**Supplied information:**
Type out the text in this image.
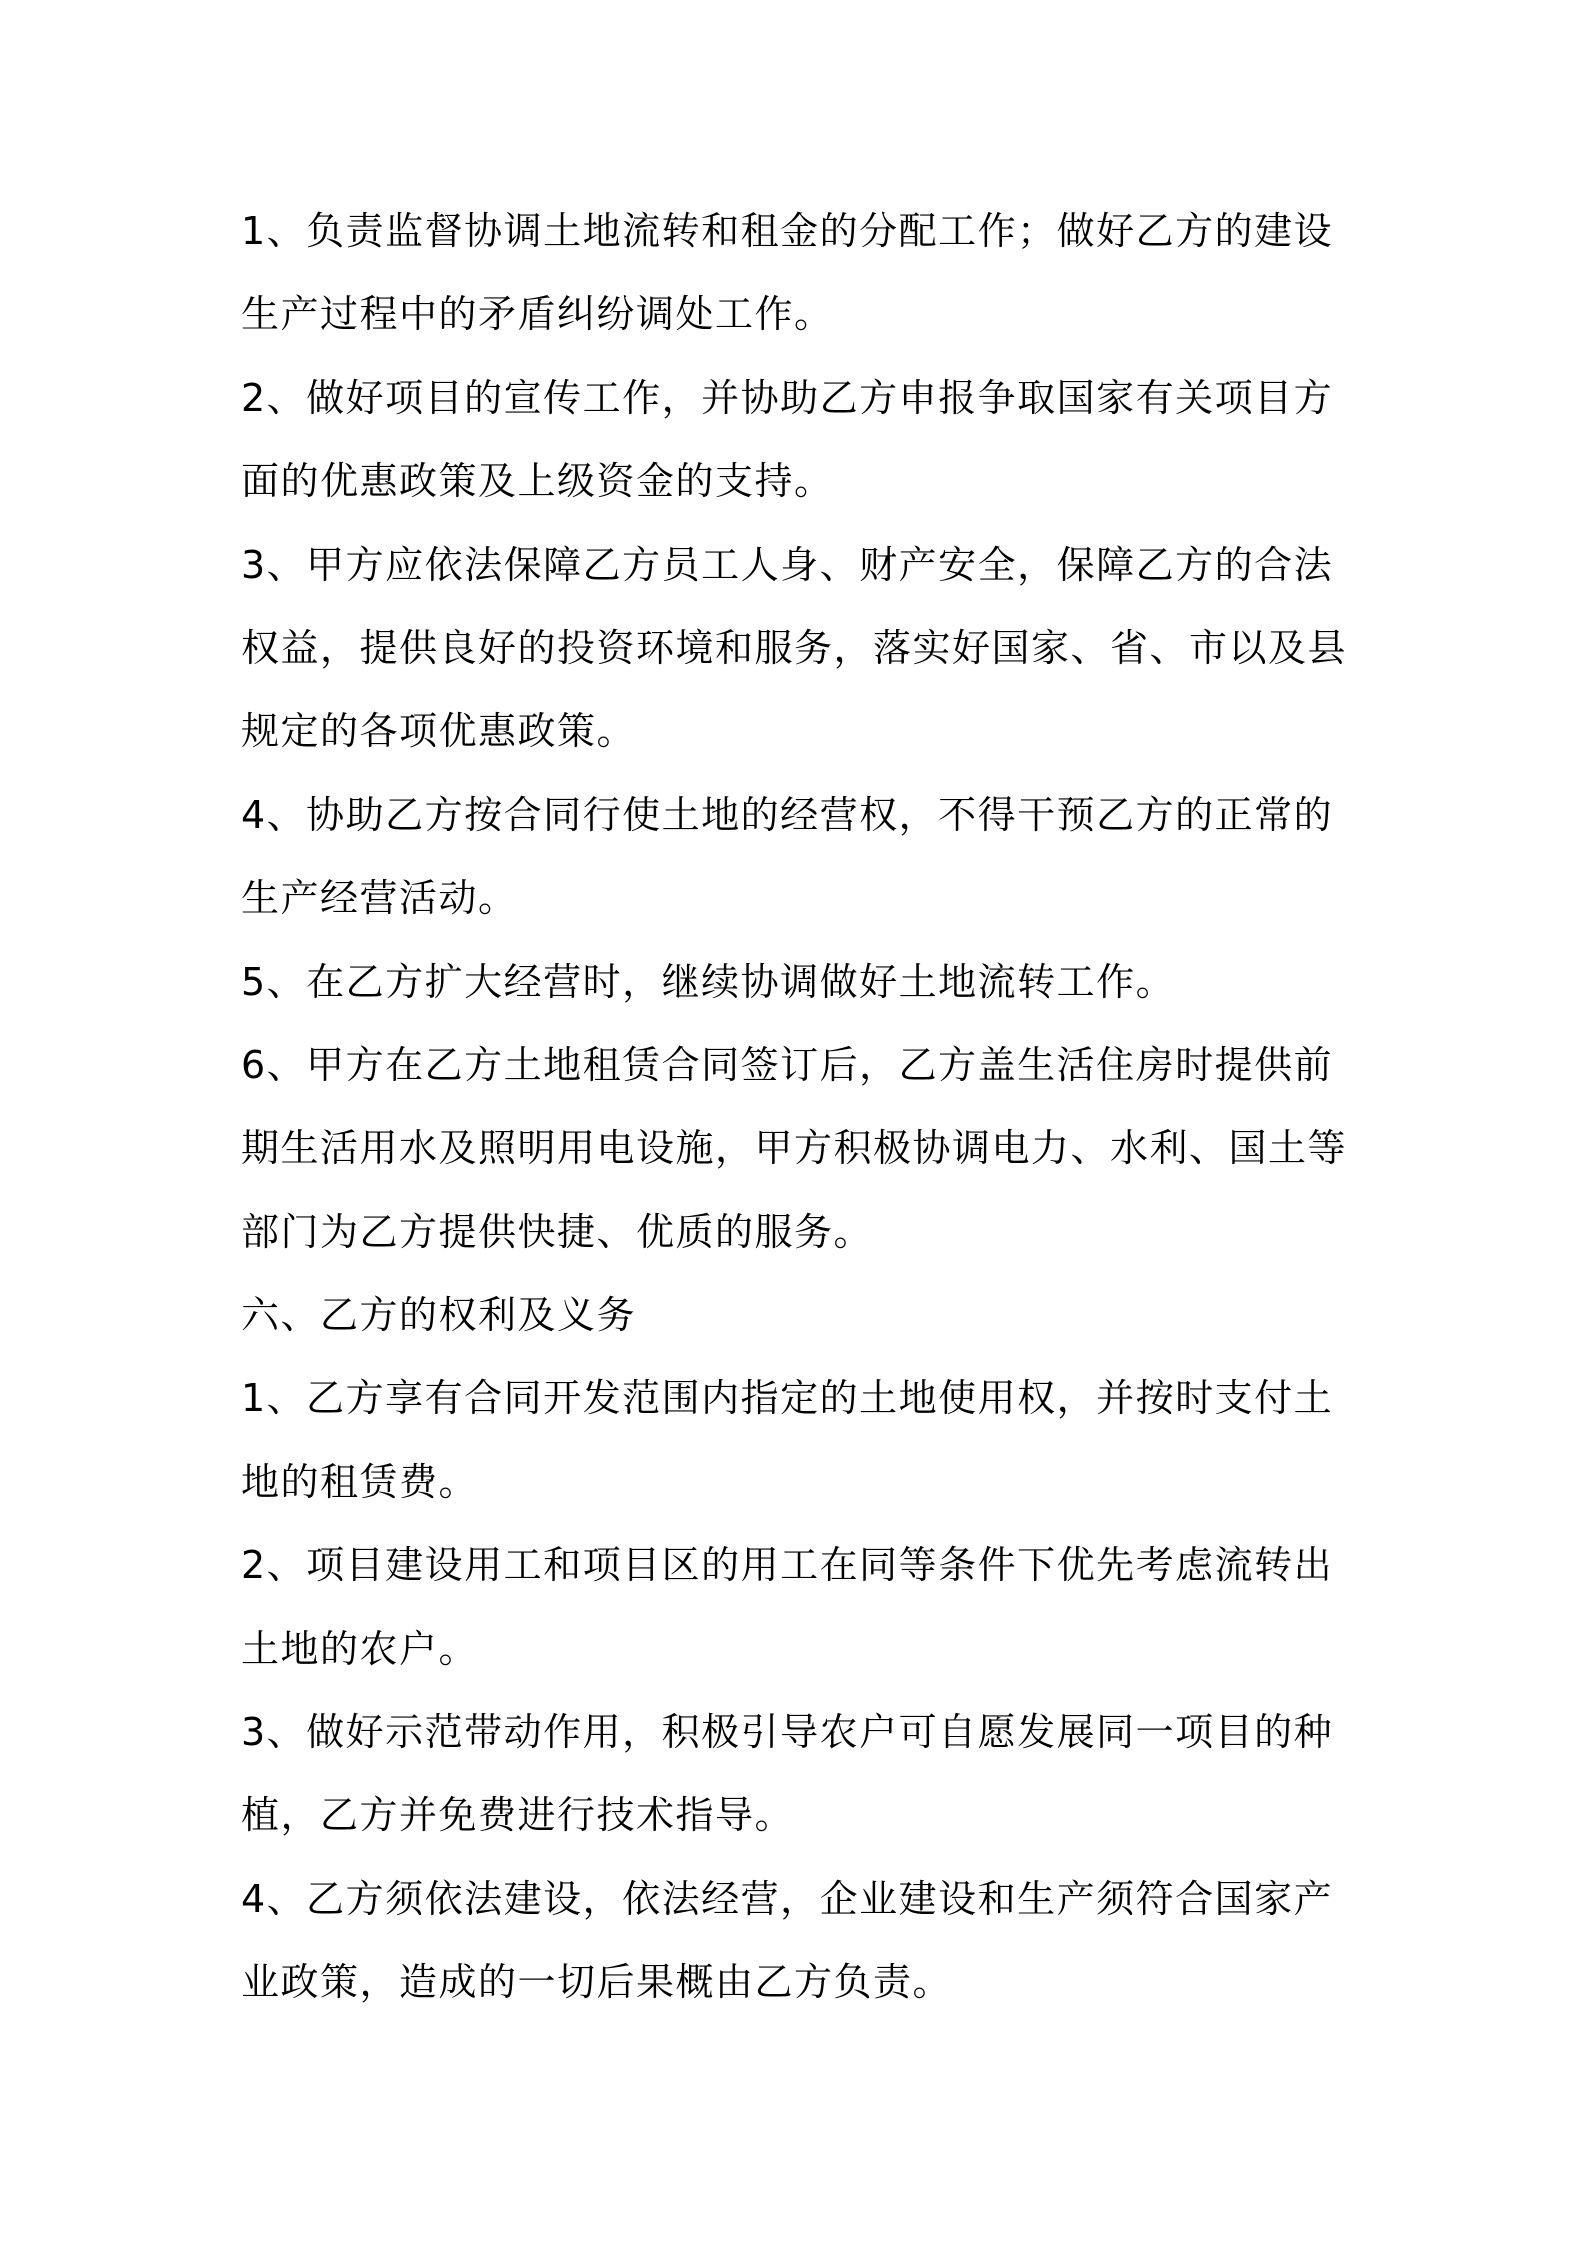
1、负责监督协调土地流转和租金的分配工作；做好乙方的建设
生产过程中的矛盾纠纷调处工作。
2、做好项目的宣传工作，并协助乙方申报争取国家有关项目方
面的优惠政策及上级资金的支持。
3、甲方应依法保障乙方员工人身、财产安全，保障乙方的合法
权益，提供良好的投资环境和服务，落实好国家、省、市以及县
规定的各项优惠政策。
4、协助乙方按合同行使土地的经营权，不得干预乙方的正常的
生产经营活动。
5、在乙方扩大经营时，继续协调做好土地流转工作。
6、甲方在乙方土地租赁合同签订后，乙方盖生活住房时提供前
期生活用水及照明用电设施，甲方积极协调电力、水利、国土等
部门为乙方提供快捷、优质的服务。
六、乙方的权利及义务
1、乙方享有合同开发范围内指定的土地使用权，并按时支付土
地的租赁费。
2、项目建设用工和项目区的用工在同等条件下优先考虑流转出
土地的农户。
3、做好示范带动作用，积极引导农户可自愿发展同一项目的种
植，乙方并免费进行技术指导。
4、乙方须依法建设，依法经营，企业建设和生产须符合国家产
业政策，造成的一切后果概由乙方负责。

**Exercise requirements:**
Copy the listing over exactly, skipping the pictures it holds.

**Result of this exercise:**
Type out the text in this image.
1、负责监督协调土地流转和租金的分配工作；做好乙方的建设
生产过程中的矛盾纠纷调处工作。
2、做好项目的宣传工作，并协助乙方申报争取国家有关项目方
面的优惠政策及上级资金的支持。
3、甲方应依法保障乙方员工人身、财产安全，保障乙方的合法
权益，提供良好的投资环境和服务，落实好国家、省、市以及县
规定的各项优惠政策。
4、协助乙方按合同行使土地的经营权，不得干预乙方的正常的
生产经营活动。
5、在乙方扩大经营时，继续协调做好土地流转工作。
6、甲方在乙方土地租赁合同签订后，乙方盖生活住房时提供前
期生活用水及照明用电设施，甲方积极协调电力、水利、国土等
部门为乙方提供快捷、优质的服务。
六、乙方的权利及义务
1、乙方享有合同开发范围内指定的土地使用权，并按时支付土
地的租赁费。
2、项目建设用工和项目区的用工在同等条件下优先考虑流转出
土地的农户。
3、做好示范带动作用，积极引导农户可自愿发展同一项目的种
植，乙方并免费进行技术指导。
4、乙方须依法建设，依法经营，企业建设和生产须符合国家产
业政策，造成的一切后果概由乙方负责。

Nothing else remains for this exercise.